## What you have to do
Lines containing the word "united" are the ones to copy from the records below.

-- start of Entries supplied --

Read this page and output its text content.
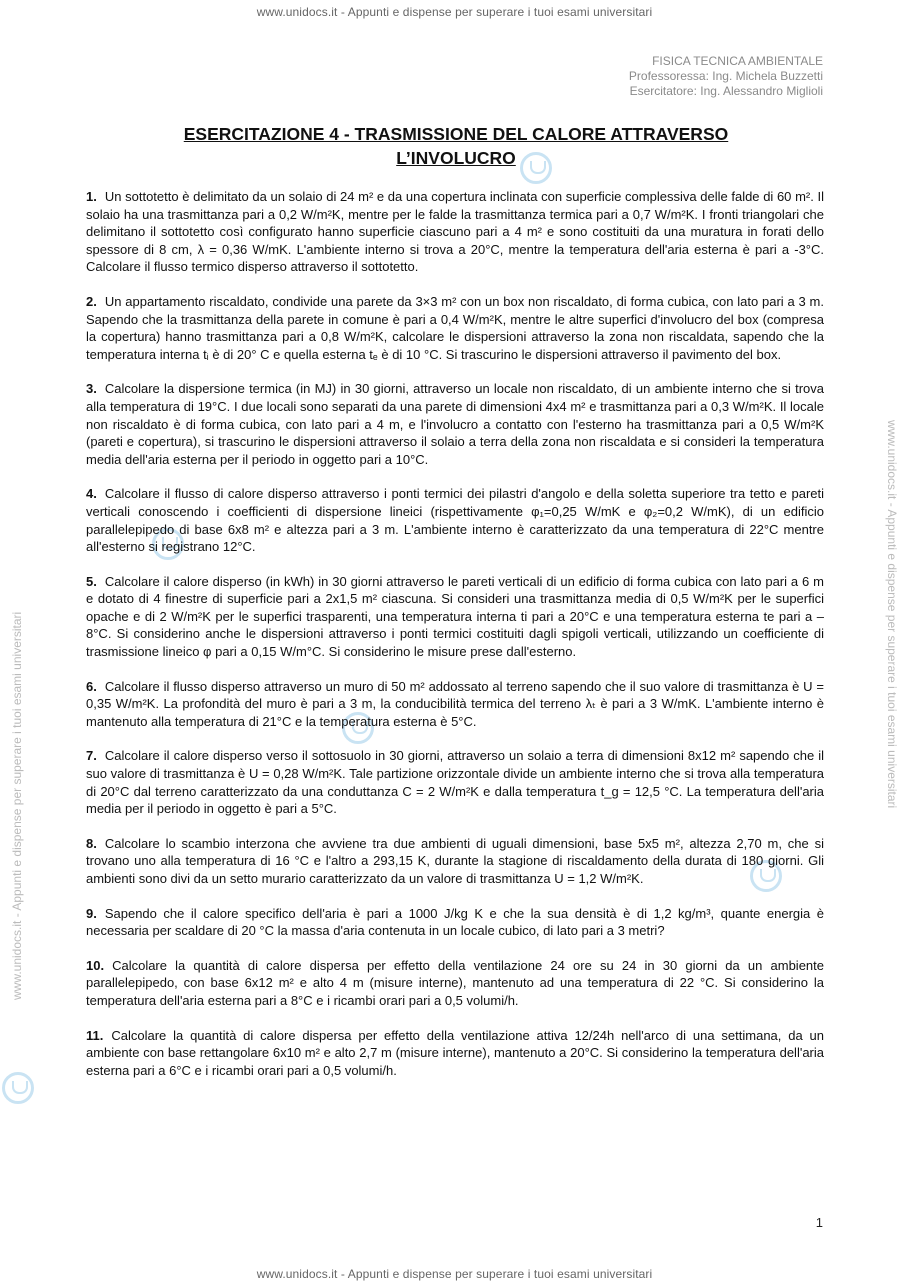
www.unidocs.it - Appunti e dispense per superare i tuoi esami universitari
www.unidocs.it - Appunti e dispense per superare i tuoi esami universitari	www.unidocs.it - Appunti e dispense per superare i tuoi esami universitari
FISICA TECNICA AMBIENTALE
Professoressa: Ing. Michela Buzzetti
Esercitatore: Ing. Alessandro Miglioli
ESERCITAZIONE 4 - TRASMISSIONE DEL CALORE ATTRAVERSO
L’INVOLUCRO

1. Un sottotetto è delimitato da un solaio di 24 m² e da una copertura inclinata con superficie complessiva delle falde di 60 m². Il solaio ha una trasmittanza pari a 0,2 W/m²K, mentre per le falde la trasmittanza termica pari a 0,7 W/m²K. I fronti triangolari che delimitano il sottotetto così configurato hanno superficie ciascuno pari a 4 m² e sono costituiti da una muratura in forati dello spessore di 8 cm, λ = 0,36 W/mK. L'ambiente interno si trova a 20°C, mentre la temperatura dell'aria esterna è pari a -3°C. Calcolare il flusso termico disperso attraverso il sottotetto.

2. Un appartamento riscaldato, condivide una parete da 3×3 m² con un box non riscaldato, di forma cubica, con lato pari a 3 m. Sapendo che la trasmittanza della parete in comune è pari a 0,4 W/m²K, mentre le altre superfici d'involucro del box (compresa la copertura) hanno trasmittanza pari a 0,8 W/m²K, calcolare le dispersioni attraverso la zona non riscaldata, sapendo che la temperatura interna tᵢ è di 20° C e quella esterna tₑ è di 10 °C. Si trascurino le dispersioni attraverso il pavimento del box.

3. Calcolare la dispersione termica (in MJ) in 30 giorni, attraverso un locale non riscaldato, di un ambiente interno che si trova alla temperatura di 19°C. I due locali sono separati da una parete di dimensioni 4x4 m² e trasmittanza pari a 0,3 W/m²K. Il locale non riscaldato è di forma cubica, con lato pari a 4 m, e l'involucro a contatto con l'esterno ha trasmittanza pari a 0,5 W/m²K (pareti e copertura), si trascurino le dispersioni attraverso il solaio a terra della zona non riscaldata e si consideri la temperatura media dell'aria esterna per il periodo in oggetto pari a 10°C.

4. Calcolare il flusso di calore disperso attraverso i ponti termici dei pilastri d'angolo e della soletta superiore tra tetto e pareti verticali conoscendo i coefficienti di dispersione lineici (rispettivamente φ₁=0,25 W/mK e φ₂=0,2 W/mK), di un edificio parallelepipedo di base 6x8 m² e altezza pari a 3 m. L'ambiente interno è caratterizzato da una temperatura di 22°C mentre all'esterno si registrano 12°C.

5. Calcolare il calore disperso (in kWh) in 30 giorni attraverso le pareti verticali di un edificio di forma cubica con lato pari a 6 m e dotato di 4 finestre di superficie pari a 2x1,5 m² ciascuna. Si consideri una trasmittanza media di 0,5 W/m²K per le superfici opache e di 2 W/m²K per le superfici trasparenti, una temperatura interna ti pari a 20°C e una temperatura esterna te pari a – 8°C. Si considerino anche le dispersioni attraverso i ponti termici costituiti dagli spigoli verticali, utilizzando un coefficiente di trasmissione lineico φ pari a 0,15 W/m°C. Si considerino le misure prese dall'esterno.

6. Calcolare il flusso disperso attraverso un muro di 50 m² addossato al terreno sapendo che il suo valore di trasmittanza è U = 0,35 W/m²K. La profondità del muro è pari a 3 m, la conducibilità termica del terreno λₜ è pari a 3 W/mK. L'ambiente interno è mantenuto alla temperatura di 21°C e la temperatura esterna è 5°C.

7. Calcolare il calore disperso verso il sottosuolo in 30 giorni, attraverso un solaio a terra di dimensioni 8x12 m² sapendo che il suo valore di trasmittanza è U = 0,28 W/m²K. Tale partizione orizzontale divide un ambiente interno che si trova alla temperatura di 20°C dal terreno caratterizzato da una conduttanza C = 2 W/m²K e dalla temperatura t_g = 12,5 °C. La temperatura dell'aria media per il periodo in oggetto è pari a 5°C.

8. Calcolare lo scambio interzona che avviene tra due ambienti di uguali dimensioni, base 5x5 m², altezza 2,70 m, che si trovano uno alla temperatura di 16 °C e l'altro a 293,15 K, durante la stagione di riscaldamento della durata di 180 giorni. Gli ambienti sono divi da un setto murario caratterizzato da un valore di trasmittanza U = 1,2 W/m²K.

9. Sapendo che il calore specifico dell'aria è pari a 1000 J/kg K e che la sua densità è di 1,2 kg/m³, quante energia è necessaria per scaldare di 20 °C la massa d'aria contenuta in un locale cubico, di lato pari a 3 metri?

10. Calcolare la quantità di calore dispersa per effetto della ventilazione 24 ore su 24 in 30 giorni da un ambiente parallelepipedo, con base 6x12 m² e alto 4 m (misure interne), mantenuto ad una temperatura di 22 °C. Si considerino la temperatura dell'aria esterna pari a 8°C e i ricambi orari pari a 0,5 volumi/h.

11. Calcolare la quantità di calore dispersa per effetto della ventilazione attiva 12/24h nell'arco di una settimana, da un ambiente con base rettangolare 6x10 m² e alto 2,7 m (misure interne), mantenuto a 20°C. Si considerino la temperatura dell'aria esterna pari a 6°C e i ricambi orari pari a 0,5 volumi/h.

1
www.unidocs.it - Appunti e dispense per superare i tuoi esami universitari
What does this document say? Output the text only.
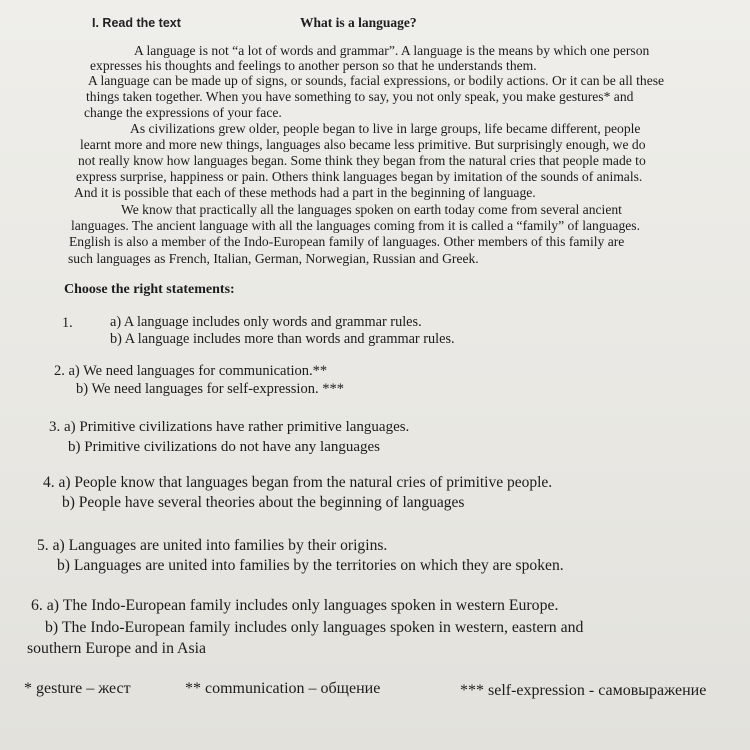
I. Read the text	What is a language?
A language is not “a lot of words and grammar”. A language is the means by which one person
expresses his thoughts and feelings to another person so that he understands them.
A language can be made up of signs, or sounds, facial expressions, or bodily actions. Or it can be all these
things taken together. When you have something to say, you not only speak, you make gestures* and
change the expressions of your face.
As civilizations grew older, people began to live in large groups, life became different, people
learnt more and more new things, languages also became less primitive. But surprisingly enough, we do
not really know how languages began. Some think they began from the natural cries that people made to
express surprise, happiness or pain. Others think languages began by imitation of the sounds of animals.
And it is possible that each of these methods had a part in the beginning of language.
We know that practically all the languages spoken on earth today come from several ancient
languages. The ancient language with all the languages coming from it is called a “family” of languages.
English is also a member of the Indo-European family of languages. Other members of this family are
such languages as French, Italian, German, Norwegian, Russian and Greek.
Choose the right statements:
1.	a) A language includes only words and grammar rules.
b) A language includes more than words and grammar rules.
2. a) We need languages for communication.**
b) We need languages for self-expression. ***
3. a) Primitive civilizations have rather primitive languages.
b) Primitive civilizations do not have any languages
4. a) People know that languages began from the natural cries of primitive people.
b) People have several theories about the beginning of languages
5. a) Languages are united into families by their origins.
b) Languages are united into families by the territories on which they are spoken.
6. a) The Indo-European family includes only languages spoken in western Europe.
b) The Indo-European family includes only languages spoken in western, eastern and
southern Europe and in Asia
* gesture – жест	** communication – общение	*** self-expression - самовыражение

-- end of Entries supplied --
-- start of Entries supplied --

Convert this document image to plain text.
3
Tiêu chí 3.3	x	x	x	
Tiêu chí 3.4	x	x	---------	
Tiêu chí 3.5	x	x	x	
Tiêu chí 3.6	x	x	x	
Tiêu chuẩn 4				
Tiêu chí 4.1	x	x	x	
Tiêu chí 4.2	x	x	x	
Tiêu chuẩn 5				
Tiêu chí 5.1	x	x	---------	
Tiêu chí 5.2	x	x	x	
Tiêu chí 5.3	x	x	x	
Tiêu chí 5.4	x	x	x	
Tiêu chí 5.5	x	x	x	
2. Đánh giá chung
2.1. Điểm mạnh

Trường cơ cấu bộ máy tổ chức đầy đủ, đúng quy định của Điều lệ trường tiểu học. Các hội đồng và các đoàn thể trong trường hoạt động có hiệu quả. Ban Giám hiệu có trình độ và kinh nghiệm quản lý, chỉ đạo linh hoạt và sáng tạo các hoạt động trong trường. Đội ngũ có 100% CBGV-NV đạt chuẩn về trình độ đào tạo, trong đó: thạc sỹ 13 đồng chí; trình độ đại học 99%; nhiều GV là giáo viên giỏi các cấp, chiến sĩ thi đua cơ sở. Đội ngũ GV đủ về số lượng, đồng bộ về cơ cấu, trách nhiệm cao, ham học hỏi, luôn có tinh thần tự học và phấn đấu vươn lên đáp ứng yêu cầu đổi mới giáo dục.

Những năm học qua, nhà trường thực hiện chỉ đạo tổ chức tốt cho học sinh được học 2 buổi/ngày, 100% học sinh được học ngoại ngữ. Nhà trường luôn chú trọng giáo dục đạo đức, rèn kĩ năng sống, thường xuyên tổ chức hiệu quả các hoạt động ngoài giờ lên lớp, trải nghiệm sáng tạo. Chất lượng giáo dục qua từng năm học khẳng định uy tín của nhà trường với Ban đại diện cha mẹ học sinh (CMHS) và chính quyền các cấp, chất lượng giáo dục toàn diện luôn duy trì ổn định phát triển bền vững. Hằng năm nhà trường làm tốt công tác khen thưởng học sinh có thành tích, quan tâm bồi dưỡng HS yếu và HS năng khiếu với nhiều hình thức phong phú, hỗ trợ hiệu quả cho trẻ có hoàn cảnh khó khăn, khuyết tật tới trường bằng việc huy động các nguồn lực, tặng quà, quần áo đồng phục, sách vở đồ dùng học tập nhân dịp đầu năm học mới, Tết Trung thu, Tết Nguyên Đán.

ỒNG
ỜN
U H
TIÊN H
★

-- end of Entries supplied --
-- start of Entries supplied --

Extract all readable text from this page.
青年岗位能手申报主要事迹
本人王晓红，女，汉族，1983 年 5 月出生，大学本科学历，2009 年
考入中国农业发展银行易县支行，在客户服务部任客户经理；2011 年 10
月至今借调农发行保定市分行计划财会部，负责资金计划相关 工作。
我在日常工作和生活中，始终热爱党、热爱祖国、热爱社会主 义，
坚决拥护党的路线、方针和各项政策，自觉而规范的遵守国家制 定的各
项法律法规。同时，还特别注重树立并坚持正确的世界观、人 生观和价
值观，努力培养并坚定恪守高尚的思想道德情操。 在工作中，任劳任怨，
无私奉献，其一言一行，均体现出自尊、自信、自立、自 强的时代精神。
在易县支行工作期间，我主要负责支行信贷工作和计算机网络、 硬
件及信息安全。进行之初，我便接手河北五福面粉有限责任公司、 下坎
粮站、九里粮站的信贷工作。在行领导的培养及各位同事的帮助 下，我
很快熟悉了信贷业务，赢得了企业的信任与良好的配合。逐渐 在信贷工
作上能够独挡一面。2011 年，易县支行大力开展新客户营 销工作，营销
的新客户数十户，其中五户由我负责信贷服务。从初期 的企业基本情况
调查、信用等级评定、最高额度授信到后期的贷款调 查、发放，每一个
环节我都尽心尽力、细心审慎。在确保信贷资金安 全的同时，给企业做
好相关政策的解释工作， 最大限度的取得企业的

-- end of Entries supplied --

## Solution to the problem
5. a) Languages are united into families by their origins.
b) Languages are united into families by the territories on which they are spoken.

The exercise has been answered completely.